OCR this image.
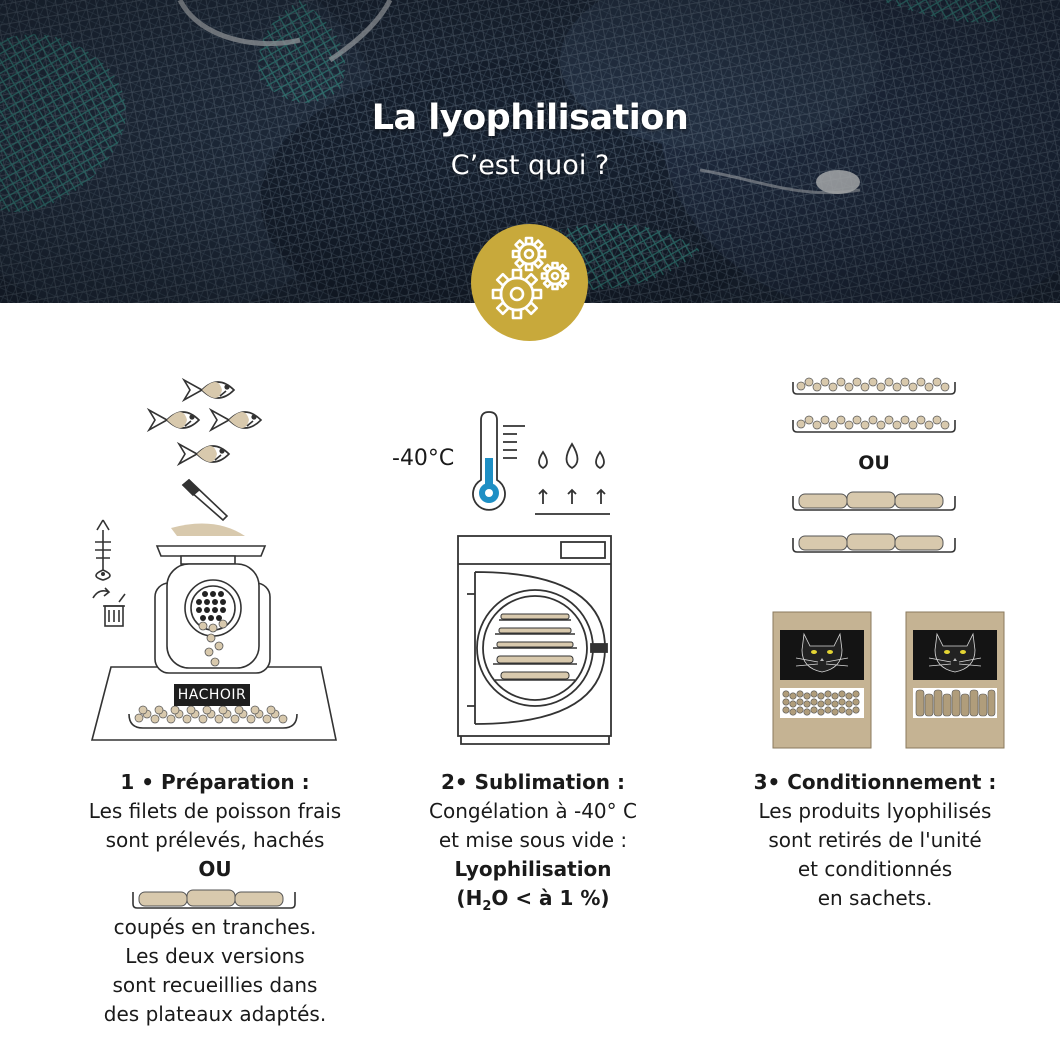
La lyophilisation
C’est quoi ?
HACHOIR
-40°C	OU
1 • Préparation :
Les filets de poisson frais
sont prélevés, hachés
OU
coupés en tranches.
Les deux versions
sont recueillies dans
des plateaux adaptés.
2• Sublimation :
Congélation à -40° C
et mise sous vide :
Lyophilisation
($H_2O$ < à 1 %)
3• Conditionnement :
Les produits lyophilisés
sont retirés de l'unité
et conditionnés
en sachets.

**Exercise brief**
Without the pictures, restate all the entries above exactly.

**Response below**
OCR this image.
La lyophilisation
C’est quoi ?
HACHOIR
-40°C	OU
1 • Préparation :
Les filets de poisson frais
sont prélevés, hachés
OU
coupés en tranches.
Les deux versions
sont recueillies dans
des plateaux adaptés.
2• Sublimation :
Congélation à -40° C
et mise sous vide :
Lyophilisation
($H_2O$ < à 1 %)
3• Conditionnement :
Les produits lyophilisés
sont retirés de l'unité
et conditionnés
en sachets.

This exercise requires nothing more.